* WHAT IS ASKED *
Report the count of lines below that include "Complete", without any other text.

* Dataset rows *
[start]
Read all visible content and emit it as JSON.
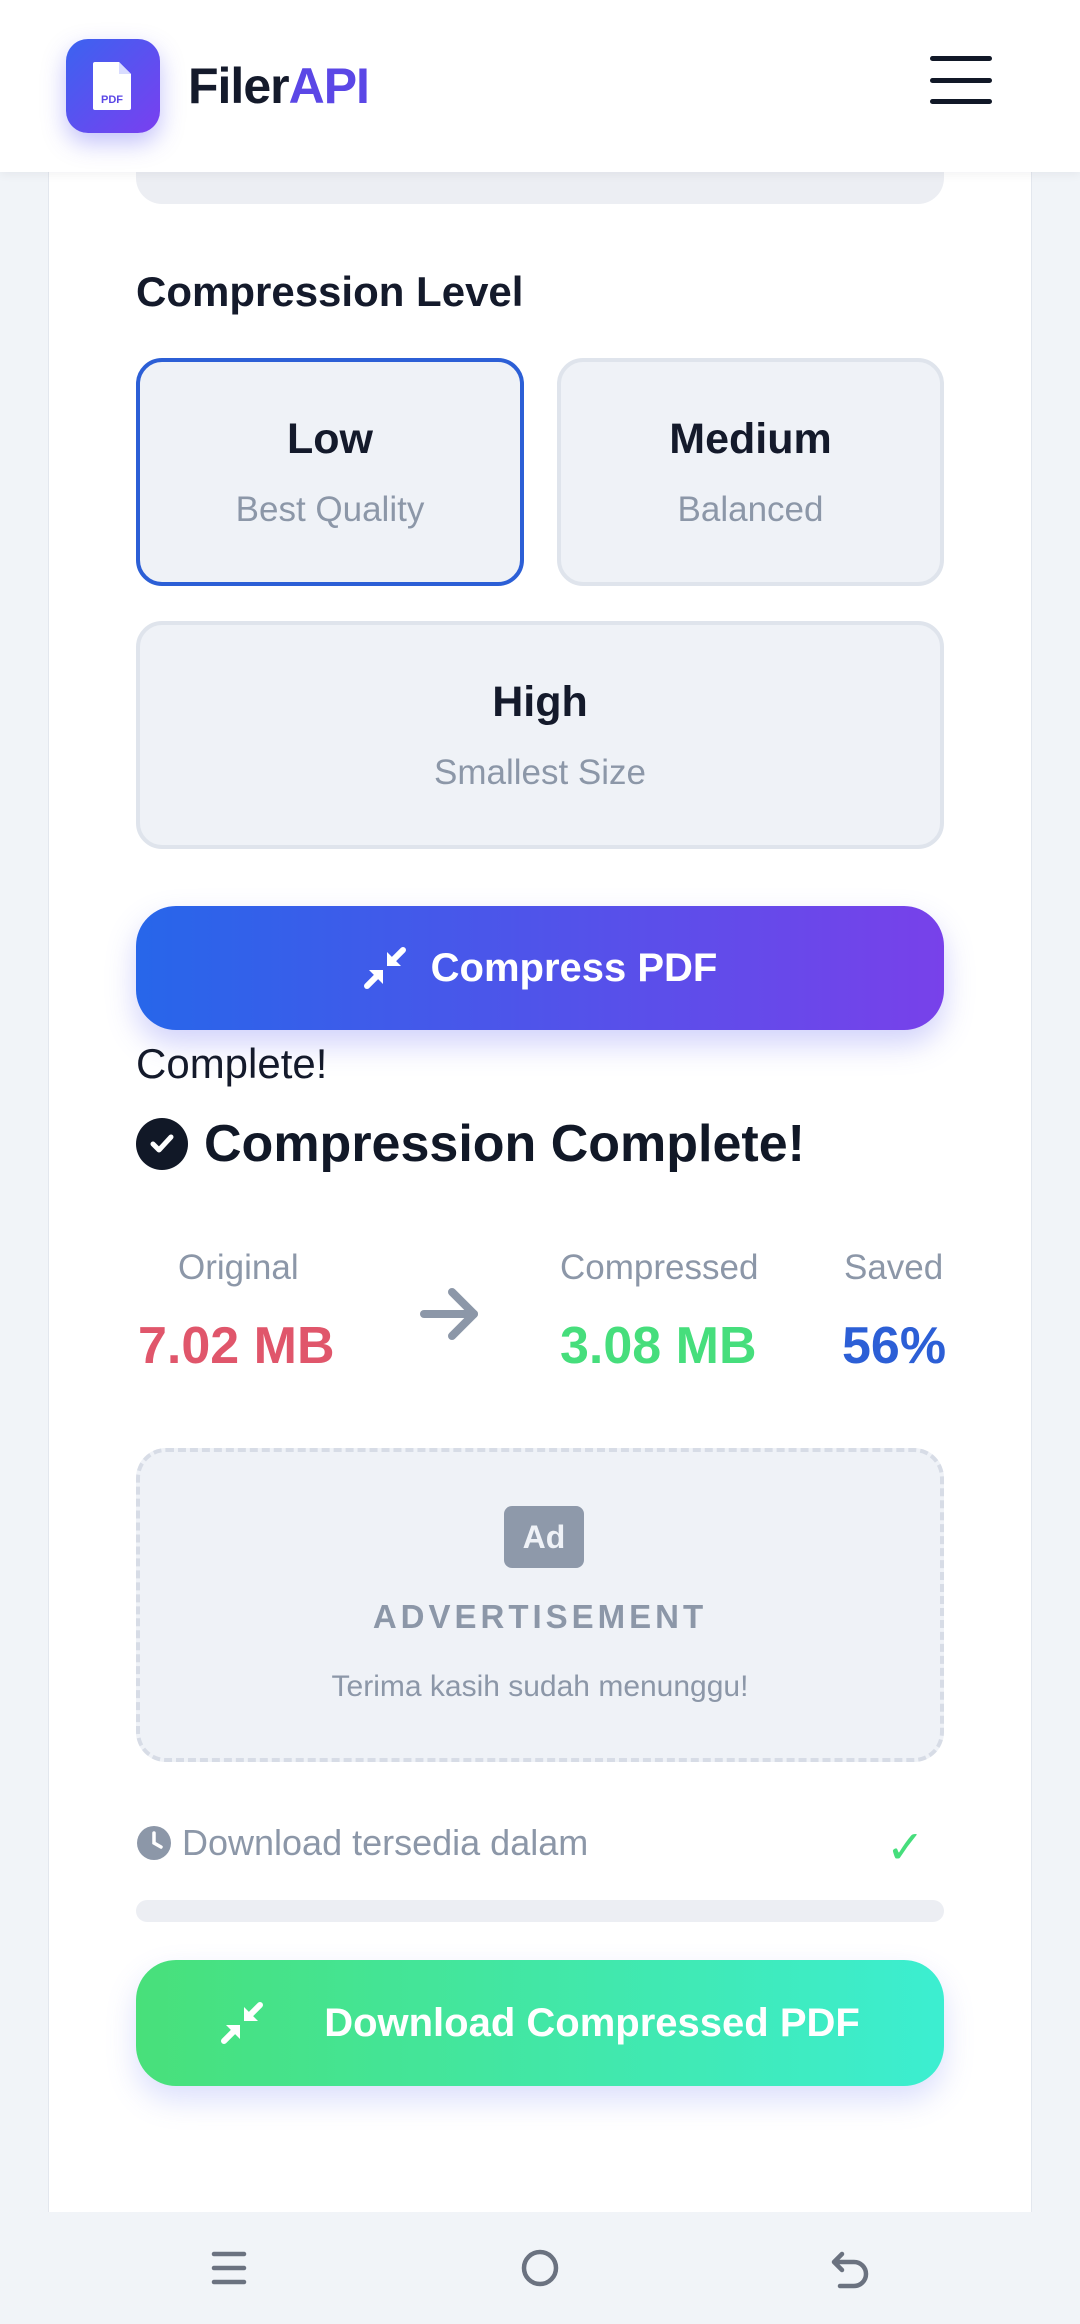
{
  "header": {
    "brand_part1": "Filer",
    "brand_part2": "API",
    "logo_icon": "pdf-file-icon",
    "logo_badge_text": "PDF",
    "menu_icon": "hamburger-menu-icon"
  },
  "compression": {
    "title": "Compression Level",
    "selected": "Low",
    "levels": [
      {
        "name": "Low",
        "subtitle": "Best Quality"
      },
      {
        "name": "Medium",
        "subtitle": "Balanced"
      },
      {
        "name": "High",
        "subtitle": "Smallest Size"
      }
    ],
    "button_label": "Compress PDF",
    "button_icon": "compress-arrows-icon"
  },
  "result": {
    "status_text": "Complete!",
    "heading": "Compression Complete!",
    "original_label": "Original",
    "original_value": "7.02 MB",
    "compressed_label": "Compressed",
    "compressed_value": "3.08 MB",
    "saved_label": "Saved",
    "saved_value": "56%"
  },
  "ad": {
    "icon_text": "Ad",
    "label": "ADVERTISEMENT",
    "subtitle": "Terima kasih sudah menunggu!"
  },
  "download": {
    "wait_text": "Download tersedia dalam",
    "wait_icon": "clock-icon",
    "done_mark": "✓",
    "progress_fraction": 0,
    "button_label": "Download Compressed PDF"
  },
  "colors": {
    "primary": "#2c5fd6",
    "accent_purple": "#7841ea",
    "original_red": "#e0566b",
    "compressed_green": "#46de7c"
  },
  "system_nav": {
    "icons": [
      "recent-apps-icon",
      "home-icon",
      "back-icon"
    ]
  }
}
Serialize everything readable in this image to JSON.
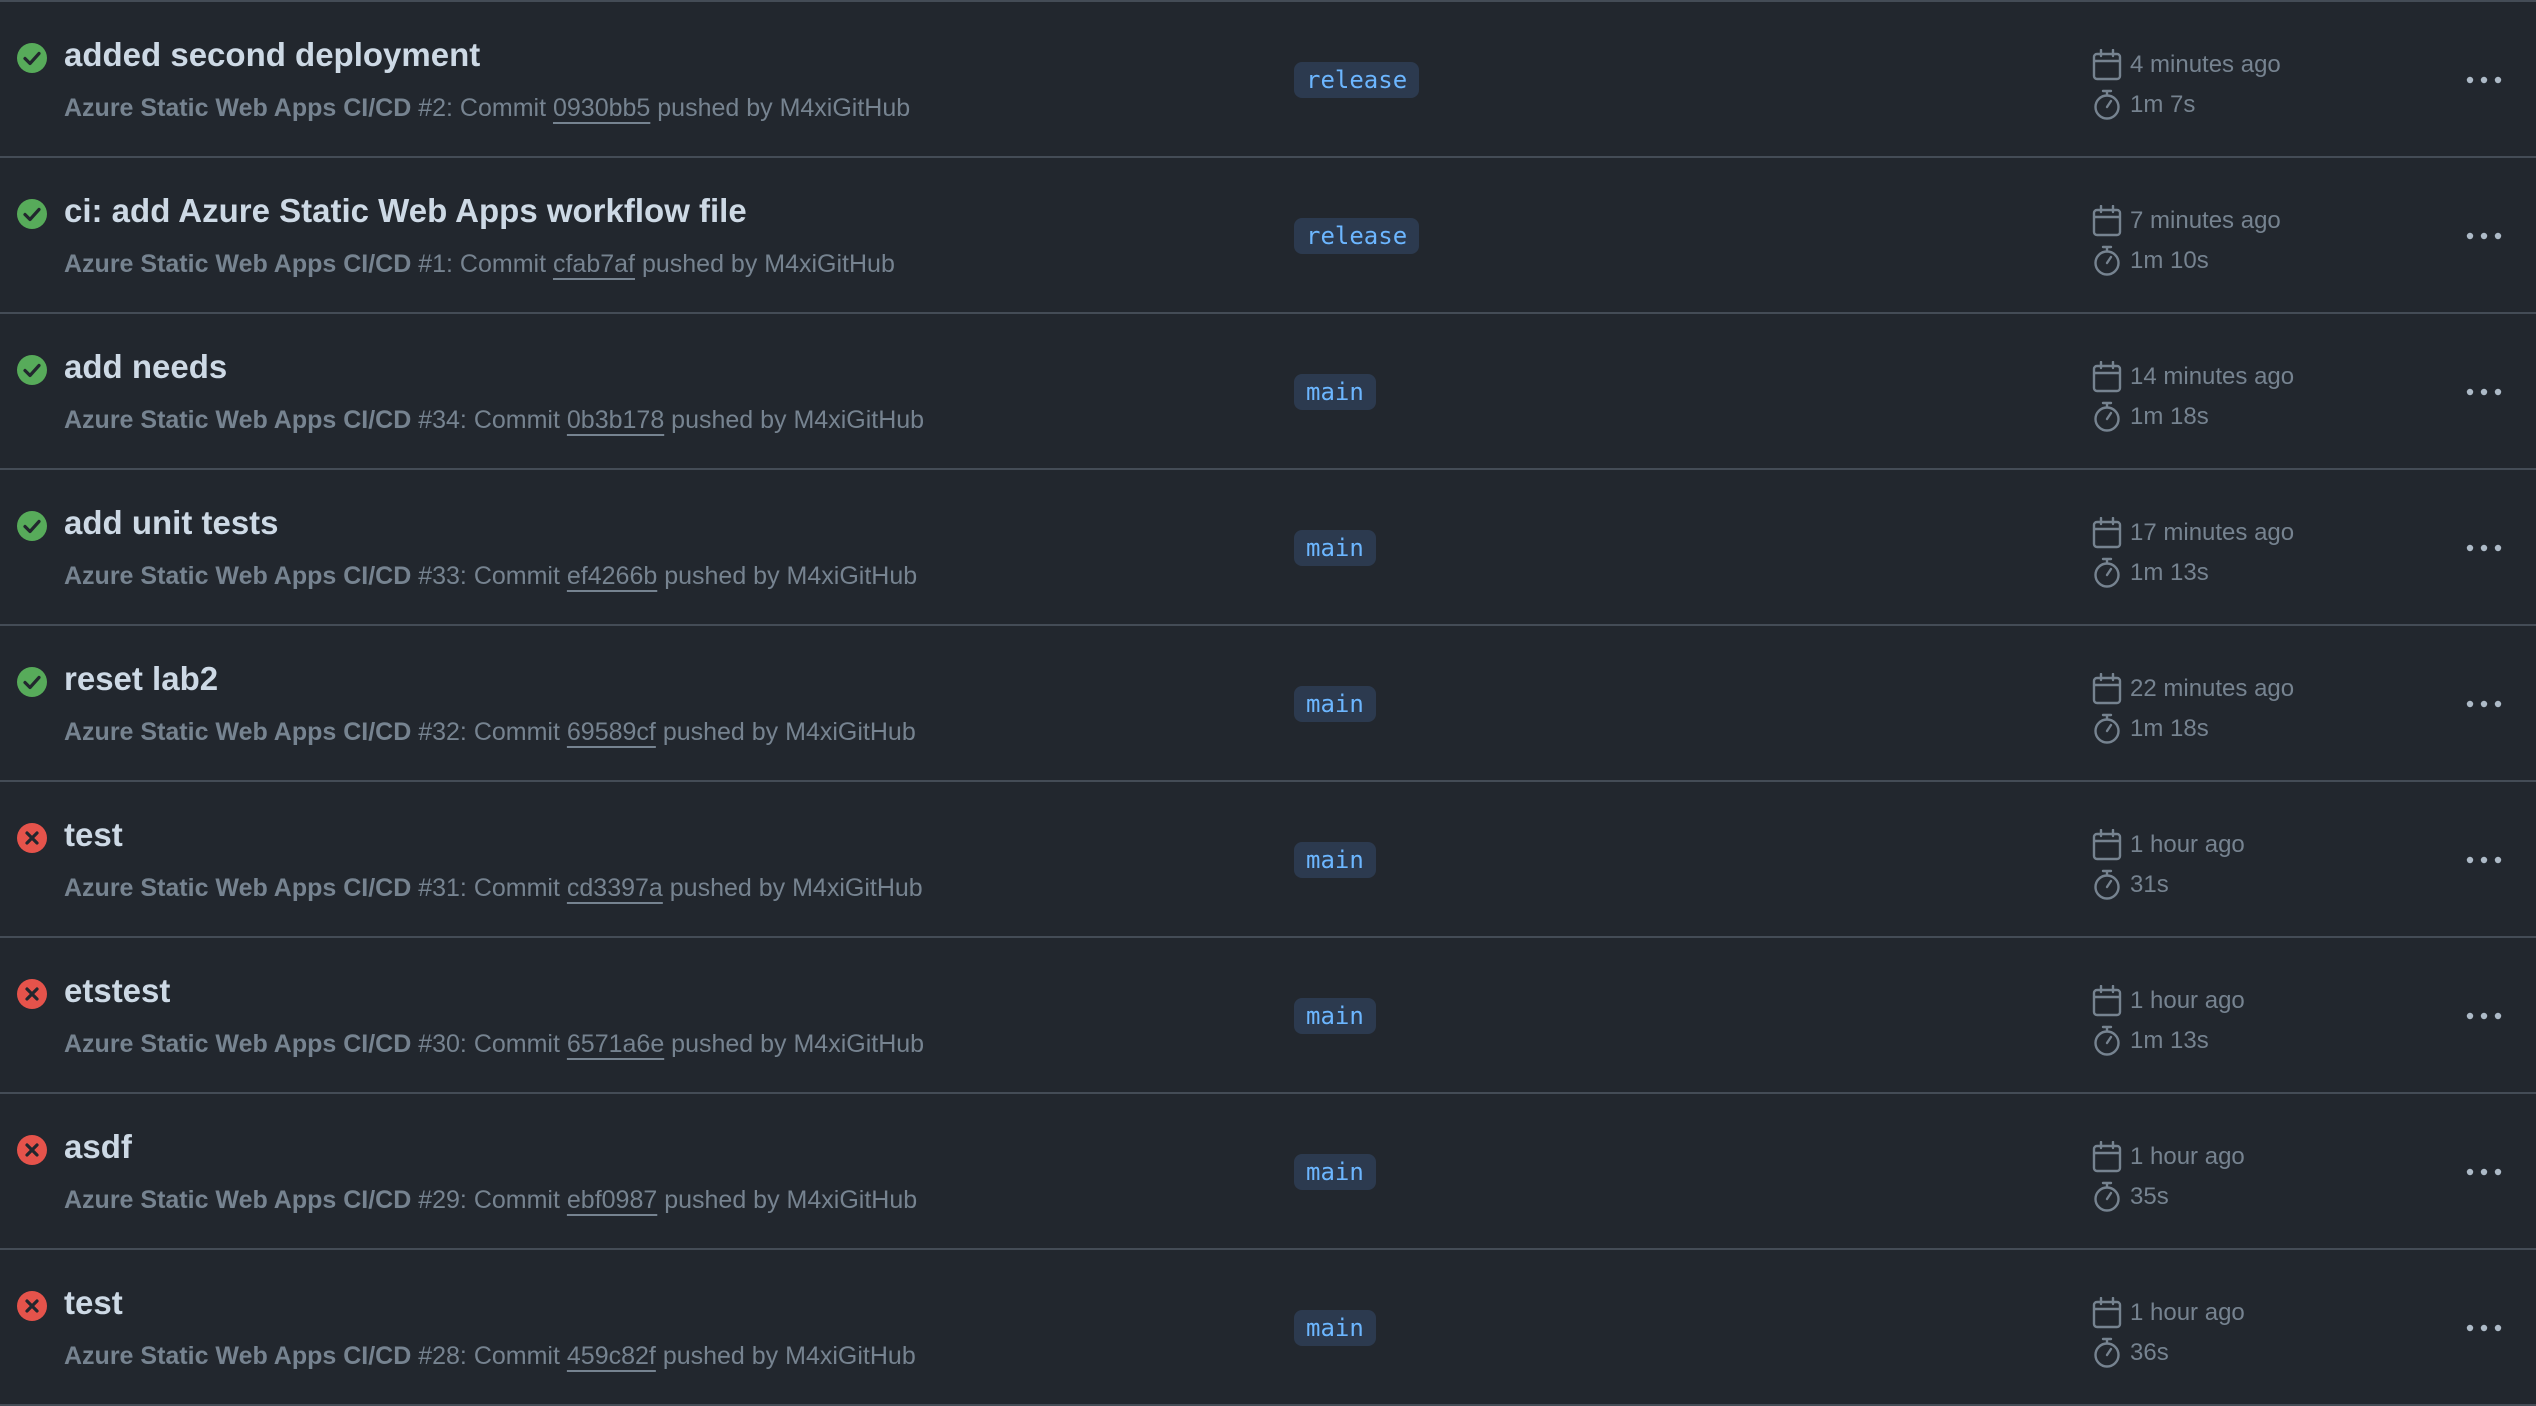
{
  "colors": {
    "background": "#22272e",
    "success": "#57ab5a",
    "failure": "#e5534b",
    "branch_text": "#6cb6ff",
    "branch_bg": "#2c3a4f"
  },
  "runs": [
    {
      "status": "success",
      "status_icon": "check-circle-icon",
      "title": "added second deployment",
      "workflow": "Azure Static Web Apps CI/CD",
      "run_text": "#2: Commit",
      "commit": "0930bb5",
      "pushed_by": "pushed by M4xiGitHub",
      "branch": "release",
      "time_ago": "4 minutes ago",
      "duration": "1m 7s"
    },
    {
      "status": "success",
      "status_icon": "check-circle-icon",
      "title": "ci: add Azure Static Web Apps workflow file",
      "workflow": "Azure Static Web Apps CI/CD",
      "run_text": "#1: Commit",
      "commit": "cfab7af",
      "pushed_by": "pushed by M4xiGitHub",
      "branch": "release",
      "time_ago": "7 minutes ago",
      "duration": "1m 10s"
    },
    {
      "status": "success",
      "status_icon": "check-circle-icon",
      "title": "add needs",
      "workflow": "Azure Static Web Apps CI/CD",
      "run_text": "#34: Commit",
      "commit": "0b3b178",
      "pushed_by": "pushed by M4xiGitHub",
      "branch": "main",
      "time_ago": "14 minutes ago",
      "duration": "1m 18s"
    },
    {
      "status": "success",
      "status_icon": "check-circle-icon",
      "title": "add unit tests",
      "workflow": "Azure Static Web Apps CI/CD",
      "run_text": "#33: Commit",
      "commit": "ef4266b",
      "pushed_by": "pushed by M4xiGitHub",
      "branch": "main",
      "time_ago": "17 minutes ago",
      "duration": "1m 13s"
    },
    {
      "status": "success",
      "status_icon": "check-circle-icon",
      "title": "reset lab2",
      "workflow": "Azure Static Web Apps CI/CD",
      "run_text": "#32: Commit",
      "commit": "69589cf",
      "pushed_by": "pushed by M4xiGitHub",
      "branch": "main",
      "time_ago": "22 minutes ago",
      "duration": "1m 18s"
    },
    {
      "status": "failure",
      "status_icon": "x-circle-icon",
      "title": "test",
      "workflow": "Azure Static Web Apps CI/CD",
      "run_text": "#31: Commit",
      "commit": "cd3397a",
      "pushed_by": "pushed by M4xiGitHub",
      "branch": "main",
      "time_ago": "1 hour ago",
      "duration": "31s"
    },
    {
      "status": "failure",
      "status_icon": "x-circle-icon",
      "title": "etstest",
      "workflow": "Azure Static Web Apps CI/CD",
      "run_text": "#30: Commit",
      "commit": "6571a6e",
      "pushed_by": "pushed by M4xiGitHub",
      "branch": "main",
      "time_ago": "1 hour ago",
      "duration": "1m 13s"
    },
    {
      "status": "failure",
      "status_icon": "x-circle-icon",
      "title": "asdf",
      "workflow": "Azure Static Web Apps CI/CD",
      "run_text": "#29: Commit",
      "commit": "ebf0987",
      "pushed_by": "pushed by M4xiGitHub",
      "branch": "main",
      "time_ago": "1 hour ago",
      "duration": "35s"
    },
    {
      "status": "failure",
      "status_icon": "x-circle-icon",
      "title": "test",
      "workflow": "Azure Static Web Apps CI/CD",
      "run_text": "#28: Commit",
      "commit": "459c82f",
      "pushed_by": "pushed by M4xiGitHub",
      "branch": "main",
      "time_ago": "1 hour ago",
      "duration": "36s"
    }
  ]
}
[end]
* SOLVED PROBLEM *
2